- [Extracted entries]
============================================================
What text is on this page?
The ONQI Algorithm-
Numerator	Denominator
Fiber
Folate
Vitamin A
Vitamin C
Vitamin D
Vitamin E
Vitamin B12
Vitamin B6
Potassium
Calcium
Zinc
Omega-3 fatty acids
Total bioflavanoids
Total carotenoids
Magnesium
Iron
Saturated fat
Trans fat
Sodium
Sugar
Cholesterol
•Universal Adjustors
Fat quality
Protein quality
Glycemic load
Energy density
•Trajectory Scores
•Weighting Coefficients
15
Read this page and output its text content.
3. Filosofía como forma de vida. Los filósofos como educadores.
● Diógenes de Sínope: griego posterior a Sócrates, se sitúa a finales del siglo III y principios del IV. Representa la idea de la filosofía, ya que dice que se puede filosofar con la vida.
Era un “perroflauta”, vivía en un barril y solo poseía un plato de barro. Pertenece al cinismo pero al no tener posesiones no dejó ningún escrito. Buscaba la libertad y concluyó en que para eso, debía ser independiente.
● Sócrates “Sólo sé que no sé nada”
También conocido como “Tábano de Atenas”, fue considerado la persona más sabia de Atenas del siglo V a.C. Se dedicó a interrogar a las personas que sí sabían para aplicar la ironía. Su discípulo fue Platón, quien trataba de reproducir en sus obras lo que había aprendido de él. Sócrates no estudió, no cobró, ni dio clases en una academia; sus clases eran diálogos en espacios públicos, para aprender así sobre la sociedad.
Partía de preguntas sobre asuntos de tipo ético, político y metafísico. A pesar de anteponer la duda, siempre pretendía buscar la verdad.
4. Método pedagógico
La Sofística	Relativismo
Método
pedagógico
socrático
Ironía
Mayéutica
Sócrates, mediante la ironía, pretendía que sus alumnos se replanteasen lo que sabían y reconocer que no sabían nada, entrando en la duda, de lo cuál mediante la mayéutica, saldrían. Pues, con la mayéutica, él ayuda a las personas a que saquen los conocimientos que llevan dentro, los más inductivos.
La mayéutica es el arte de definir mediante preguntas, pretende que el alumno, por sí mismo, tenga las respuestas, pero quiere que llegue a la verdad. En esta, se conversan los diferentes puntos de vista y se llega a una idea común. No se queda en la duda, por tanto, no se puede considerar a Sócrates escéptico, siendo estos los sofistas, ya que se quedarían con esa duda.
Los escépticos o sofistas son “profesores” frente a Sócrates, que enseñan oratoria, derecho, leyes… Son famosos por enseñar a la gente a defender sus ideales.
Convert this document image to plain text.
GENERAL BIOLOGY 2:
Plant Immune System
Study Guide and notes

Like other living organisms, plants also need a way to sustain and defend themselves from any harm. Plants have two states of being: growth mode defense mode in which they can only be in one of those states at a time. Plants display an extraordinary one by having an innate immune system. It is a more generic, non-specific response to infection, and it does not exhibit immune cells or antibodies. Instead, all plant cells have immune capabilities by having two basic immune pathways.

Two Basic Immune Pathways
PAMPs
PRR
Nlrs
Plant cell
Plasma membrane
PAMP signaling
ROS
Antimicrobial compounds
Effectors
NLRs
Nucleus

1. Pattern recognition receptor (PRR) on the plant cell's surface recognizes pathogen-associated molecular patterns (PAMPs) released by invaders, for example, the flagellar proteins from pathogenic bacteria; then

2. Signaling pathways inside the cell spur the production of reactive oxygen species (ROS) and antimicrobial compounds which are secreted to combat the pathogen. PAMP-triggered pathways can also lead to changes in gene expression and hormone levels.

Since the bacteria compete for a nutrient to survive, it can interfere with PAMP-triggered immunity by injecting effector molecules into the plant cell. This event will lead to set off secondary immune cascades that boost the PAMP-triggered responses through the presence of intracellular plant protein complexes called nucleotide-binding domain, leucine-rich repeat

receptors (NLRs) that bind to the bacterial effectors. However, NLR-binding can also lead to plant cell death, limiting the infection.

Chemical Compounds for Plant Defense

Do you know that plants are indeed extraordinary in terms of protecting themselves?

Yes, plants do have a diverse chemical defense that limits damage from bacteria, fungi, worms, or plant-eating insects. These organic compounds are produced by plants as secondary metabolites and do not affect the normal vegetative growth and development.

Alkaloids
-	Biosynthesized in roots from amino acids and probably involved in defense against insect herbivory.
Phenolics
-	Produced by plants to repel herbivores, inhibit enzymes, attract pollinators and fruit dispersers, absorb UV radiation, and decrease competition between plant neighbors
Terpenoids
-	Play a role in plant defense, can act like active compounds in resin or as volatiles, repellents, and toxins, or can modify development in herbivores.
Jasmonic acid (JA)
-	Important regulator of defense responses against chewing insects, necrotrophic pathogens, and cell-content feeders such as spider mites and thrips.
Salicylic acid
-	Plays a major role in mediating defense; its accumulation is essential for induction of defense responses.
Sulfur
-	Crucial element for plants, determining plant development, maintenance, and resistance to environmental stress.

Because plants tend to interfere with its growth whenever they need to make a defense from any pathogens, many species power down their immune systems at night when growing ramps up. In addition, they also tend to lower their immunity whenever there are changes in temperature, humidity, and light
============================================================
- [Description of the task]
Retype all of the data exactly. Leave nothing out.

- [Solution to this task]
What text is on this page?
The ONQI Algorithm-
Numerator	Denominator
Fiber
Folate
Vitamin A
Vitamin C
Vitamin D
Vitamin E
Vitamin B12
Vitamin B6
Potassium
Calcium
Zinc
Omega-3 fatty acids
Total bioflavanoids
Total carotenoids
Magnesium
Iron
Saturated fat
Trans fat
Sodium
Sugar
Cholesterol
•Universal Adjustors
Fat quality
Protein quality
Glycemic load
Energy density
•Trajectory Scores
•Weighting Coefficients
15
Read this page and output its text content.
3. Filosofía como forma de vida. Los filósofos como educadores.
● Diógenes de Sínope: griego posterior a Sócrates, se sitúa a finales del siglo III y principios del IV. Representa la idea de la filosofía, ya que dice que se puede filosofar con la vida.
Era un “perroflauta”, vivía en un barril y solo poseía un plato de barro. Pertenece al cinismo pero al no tener posesiones no dejó ningún escrito. Buscaba la libertad y concluyó en que para eso, debía ser independiente.
● Sócrates “Sólo sé que no sé nada”
También conocido como “Tábano de Atenas”, fue considerado la persona más sabia de Atenas del siglo V a.C. Se dedicó a interrogar a las personas que sí sabían para aplicar la ironía. Su discípulo fue Platón, quien trataba de reproducir en sus obras lo que había aprendido de él. Sócrates no estudió, no cobró, ni dio clases en una academia; sus clases eran diálogos en espacios públicos, para aprender así sobre la sociedad.
Partía de preguntas sobre asuntos de tipo ético, político y metafísico. A pesar de anteponer la duda, siempre pretendía buscar la verdad.
4. Método pedagógico
La Sofística	Relativismo
Método
pedagógico
socrático
Ironía
Mayéutica
Sócrates, mediante la ironía, pretendía que sus alumnos se replanteasen lo que sabían y reconocer que no sabían nada, entrando en la duda, de lo cuál mediante la mayéutica, saldrían. Pues, con la mayéutica, él ayuda a las personas a que saquen los conocimientos que llevan dentro, los más inductivos.
La mayéutica es el arte de definir mediante preguntas, pretende que el alumno, por sí mismo, tenga las respuestas, pero quiere que llegue a la verdad. En esta, se conversan los diferentes puntos de vista y se llega a una idea común. No se queda en la duda, por tanto, no se puede considerar a Sócrates escéptico, siendo estos los sofistas, ya que se quedarían con esa duda.
Los escépticos o sofistas son “profesores” frente a Sócrates, que enseñan oratoria, derecho, leyes… Son famosos por enseñar a la gente a defender sus ideales.
Convert this document image to plain text.
GENERAL BIOLOGY 2:
Plant Immune System
Study Guide and notes

Like other living organisms, plants also need a way to sustain and defend themselves from any harm. Plants have two states of being: growth mode defense mode in which they can only be in one of those states at a time. Plants display an extraordinary one by having an innate immune system. It is a more generic, non-specific response to infection, and it does not exhibit immune cells or antibodies. Instead, all plant cells have immune capabilities by having two basic immune pathways.

Two Basic Immune Pathways
PAMPs
PRR
Nlrs
Plant cell
Plasma membrane
PAMP signaling
ROS
Antimicrobial compounds
Effectors
NLRs
Nucleus

1. Pattern recognition receptor (PRR) on the plant cell's surface recognizes pathogen-associated molecular patterns (PAMPs) released by invaders, for example, the flagellar proteins from pathogenic bacteria; then

2. Signaling pathways inside the cell spur the production of reactive oxygen species (ROS) and antimicrobial compounds which are secreted to combat the pathogen. PAMP-triggered pathways can also lead to changes in gene expression and hormone levels.

Since the bacteria compete for a nutrient to survive, it can interfere with PAMP-triggered immunity by injecting effector molecules into the plant cell. This event will lead to set off secondary immune cascades that boost the PAMP-triggered responses through the presence of intracellular plant protein complexes called nucleotide-binding domain, leucine-rich repeat

receptors (NLRs) that bind to the bacterial effectors. However, NLR-binding can also lead to plant cell death, limiting the infection.

Chemical Compounds for Plant Defense

Do you know that plants are indeed extraordinary in terms of protecting themselves?

Yes, plants do have a diverse chemical defense that limits damage from bacteria, fungi, worms, or plant-eating insects. These organic compounds are produced by plants as secondary metabolites and do not affect the normal vegetative growth and development.

Alkaloids
-	Biosynthesized in roots from amino acids and probably involved in defense against insect herbivory.
Phenolics
-	Produced by plants to repel herbivores, inhibit enzymes, attract pollinators and fruit dispersers, absorb UV radiation, and decrease competition between plant neighbors
Terpenoids
-	Play a role in plant defense, can act like active compounds in resin or as volatiles, repellents, and toxins, or can modify development in herbivores.
Jasmonic acid (JA)
-	Important regulator of defense responses against chewing insects, necrotrophic pathogens, and cell-content feeders such as spider mites and thrips.
Salicylic acid
-	Plays a major role in mediating defense; its accumulation is essential for induction of defense responses.
Sulfur
-	Crucial element for plants, determining plant development, maintenance, and resistance to environmental stress.

Because plants tend to interfere with its growth whenever they need to make a defense from any pathogens, many species power down their immune systems at night when growing ramps up. In addition, they also tend to lower their immunity whenever there are changes in temperature, humidity, and light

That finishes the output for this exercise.